Records that describe figures:
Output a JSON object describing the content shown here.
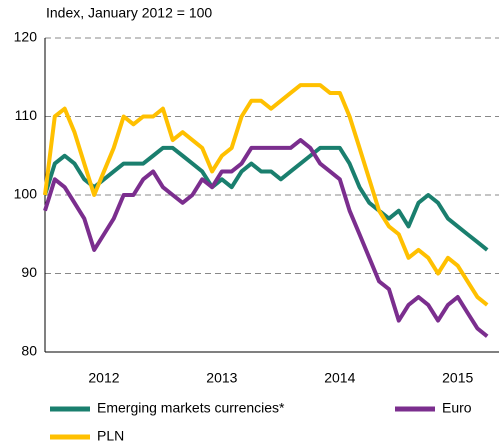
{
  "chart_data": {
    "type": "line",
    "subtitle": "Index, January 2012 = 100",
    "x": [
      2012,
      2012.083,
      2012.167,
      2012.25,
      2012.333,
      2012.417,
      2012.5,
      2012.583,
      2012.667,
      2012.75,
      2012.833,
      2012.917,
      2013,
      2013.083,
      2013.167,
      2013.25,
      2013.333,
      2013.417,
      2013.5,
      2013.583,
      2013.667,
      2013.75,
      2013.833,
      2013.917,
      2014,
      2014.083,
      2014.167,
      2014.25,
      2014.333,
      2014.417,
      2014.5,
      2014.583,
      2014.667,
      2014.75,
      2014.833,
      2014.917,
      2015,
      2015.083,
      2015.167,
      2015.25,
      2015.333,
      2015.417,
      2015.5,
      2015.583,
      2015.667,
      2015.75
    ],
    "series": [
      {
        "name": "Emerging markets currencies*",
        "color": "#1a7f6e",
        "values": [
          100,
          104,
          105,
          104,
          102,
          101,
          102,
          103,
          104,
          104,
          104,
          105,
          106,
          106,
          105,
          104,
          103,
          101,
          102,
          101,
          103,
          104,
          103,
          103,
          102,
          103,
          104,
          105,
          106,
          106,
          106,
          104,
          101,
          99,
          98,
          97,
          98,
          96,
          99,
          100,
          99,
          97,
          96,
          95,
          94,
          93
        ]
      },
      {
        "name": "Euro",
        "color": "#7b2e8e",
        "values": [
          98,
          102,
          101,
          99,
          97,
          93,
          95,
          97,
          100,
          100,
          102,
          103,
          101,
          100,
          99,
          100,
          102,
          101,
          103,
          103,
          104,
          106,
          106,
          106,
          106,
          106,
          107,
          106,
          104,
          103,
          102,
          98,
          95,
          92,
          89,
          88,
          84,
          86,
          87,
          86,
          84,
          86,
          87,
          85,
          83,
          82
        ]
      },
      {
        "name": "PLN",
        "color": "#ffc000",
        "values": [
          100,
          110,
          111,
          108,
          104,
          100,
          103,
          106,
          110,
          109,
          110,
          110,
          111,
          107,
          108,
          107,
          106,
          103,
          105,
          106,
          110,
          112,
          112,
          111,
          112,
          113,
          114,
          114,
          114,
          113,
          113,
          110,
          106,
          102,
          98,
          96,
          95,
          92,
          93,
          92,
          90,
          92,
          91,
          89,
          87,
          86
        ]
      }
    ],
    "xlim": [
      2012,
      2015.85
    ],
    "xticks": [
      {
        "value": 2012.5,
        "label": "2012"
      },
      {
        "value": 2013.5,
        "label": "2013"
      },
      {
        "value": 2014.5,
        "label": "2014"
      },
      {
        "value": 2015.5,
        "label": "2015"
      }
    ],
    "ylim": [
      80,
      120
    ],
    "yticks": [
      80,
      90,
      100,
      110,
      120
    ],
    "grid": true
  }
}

* * *

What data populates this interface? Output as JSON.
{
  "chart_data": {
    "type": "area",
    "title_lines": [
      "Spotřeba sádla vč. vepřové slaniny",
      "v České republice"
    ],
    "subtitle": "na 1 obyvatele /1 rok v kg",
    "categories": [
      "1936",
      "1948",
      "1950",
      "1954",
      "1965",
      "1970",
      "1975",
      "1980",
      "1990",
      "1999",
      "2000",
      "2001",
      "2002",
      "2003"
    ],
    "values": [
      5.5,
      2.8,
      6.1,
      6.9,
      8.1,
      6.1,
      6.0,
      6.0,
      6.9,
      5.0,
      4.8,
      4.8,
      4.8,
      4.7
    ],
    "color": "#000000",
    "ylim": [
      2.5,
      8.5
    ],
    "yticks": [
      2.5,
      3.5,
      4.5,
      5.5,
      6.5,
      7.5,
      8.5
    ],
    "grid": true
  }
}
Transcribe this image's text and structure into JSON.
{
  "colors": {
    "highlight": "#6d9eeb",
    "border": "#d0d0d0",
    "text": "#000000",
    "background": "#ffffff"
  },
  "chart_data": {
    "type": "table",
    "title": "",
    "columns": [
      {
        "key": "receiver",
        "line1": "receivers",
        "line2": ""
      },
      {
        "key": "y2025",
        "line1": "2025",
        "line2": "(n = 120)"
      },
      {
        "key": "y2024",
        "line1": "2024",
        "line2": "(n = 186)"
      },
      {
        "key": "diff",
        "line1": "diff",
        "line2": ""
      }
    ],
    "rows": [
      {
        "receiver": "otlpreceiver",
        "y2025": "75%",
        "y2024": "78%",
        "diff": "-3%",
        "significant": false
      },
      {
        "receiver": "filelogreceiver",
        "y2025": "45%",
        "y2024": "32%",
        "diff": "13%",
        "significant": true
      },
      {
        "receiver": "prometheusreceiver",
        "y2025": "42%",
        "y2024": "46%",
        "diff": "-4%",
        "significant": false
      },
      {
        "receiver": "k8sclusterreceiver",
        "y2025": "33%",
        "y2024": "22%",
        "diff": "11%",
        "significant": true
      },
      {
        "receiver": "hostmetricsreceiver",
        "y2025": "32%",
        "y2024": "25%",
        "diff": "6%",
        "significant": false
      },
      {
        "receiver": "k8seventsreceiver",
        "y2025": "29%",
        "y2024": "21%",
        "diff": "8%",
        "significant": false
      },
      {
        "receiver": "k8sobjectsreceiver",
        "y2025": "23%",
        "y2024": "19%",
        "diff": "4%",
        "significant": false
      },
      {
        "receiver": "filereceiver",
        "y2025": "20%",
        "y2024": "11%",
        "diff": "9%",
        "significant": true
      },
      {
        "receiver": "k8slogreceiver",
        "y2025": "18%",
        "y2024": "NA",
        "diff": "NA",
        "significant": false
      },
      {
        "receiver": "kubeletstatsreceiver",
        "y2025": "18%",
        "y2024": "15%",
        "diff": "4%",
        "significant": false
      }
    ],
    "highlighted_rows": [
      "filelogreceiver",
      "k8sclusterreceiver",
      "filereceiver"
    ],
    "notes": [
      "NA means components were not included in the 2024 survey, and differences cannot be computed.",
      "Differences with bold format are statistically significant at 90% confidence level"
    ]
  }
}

● PROBLEM TO WORK ON: Show all lines from the records above where the word "JSON" occurs.

● SOLUTION TO THIS TASK:
Output a JSON object describing the content shown here.
What data populates this interface? Output as JSON.
Transcribe this image's text and structure into JSON.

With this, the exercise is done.